Figure record listings »
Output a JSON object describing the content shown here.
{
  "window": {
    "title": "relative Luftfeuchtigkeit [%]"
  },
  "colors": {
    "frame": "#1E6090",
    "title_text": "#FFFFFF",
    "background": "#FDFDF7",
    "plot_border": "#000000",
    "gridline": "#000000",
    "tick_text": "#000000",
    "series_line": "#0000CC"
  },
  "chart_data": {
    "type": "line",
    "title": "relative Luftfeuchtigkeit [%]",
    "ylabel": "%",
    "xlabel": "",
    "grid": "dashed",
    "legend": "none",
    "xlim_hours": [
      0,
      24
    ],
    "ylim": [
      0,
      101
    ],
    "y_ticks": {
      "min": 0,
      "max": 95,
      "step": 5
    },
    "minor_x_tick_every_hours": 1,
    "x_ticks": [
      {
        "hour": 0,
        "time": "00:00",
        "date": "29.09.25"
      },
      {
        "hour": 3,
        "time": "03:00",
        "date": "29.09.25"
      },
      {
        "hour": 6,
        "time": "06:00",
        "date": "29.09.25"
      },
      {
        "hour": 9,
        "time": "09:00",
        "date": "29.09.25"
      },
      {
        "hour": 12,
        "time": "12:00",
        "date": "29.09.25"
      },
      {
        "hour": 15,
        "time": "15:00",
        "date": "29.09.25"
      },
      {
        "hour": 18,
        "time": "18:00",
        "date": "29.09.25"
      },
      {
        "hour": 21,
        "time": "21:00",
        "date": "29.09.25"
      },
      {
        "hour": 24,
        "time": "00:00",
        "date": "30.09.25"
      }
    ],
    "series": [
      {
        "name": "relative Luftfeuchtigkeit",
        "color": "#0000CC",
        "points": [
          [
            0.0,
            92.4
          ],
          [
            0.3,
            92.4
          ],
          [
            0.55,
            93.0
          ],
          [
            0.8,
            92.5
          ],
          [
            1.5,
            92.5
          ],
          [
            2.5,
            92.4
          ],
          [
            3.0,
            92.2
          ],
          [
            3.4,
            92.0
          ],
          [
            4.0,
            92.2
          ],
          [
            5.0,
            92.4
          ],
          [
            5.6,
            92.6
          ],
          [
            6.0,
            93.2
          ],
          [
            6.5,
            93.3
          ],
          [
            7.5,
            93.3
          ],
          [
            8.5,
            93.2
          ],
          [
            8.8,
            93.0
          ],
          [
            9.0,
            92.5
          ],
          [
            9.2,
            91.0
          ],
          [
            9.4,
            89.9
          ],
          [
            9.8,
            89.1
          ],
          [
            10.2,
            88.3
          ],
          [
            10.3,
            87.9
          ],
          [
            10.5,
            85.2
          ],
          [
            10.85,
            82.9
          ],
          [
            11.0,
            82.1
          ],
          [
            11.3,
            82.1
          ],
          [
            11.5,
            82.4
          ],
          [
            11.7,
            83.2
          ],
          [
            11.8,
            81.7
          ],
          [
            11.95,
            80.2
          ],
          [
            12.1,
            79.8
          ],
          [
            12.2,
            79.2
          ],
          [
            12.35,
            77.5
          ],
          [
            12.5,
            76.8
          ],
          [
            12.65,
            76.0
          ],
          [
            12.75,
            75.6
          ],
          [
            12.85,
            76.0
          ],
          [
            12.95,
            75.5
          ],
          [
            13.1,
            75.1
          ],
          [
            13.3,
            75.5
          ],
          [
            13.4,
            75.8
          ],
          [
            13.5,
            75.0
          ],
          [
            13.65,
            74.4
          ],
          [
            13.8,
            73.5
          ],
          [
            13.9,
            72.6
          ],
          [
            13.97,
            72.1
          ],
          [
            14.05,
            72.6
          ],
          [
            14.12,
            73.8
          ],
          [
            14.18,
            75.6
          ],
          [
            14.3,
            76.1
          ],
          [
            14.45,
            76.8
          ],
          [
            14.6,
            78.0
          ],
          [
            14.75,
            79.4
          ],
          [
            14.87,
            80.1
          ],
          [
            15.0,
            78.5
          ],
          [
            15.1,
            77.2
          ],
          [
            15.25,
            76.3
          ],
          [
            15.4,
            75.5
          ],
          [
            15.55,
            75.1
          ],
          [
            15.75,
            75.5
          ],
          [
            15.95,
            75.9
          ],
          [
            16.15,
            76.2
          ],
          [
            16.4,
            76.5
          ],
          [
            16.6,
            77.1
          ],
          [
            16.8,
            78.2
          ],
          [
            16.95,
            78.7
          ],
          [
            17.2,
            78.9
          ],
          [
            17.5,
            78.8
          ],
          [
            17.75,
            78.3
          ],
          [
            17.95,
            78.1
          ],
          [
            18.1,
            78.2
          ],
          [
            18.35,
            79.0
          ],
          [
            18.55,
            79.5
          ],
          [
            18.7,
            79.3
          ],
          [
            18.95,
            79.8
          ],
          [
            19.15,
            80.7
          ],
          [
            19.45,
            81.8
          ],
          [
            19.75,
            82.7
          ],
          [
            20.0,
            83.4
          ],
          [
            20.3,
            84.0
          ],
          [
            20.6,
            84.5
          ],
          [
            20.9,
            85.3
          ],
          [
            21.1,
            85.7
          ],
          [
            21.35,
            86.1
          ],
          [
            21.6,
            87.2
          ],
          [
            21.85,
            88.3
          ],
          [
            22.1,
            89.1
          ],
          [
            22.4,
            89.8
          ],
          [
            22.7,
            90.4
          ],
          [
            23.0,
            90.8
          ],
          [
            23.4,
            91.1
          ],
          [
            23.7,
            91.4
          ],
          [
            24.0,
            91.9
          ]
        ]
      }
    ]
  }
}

Written exercise » Copy every line of the material in which the word "time" occurs.

Result for this task »
        "time": "00:00",
        "time": "03:00",
        "time": "06:00",
        "time": "09:00",
        "time": "12:00",
        "time": "15:00",
        "time": "18:00",
        "time": "21:00",
        "time": "00:00",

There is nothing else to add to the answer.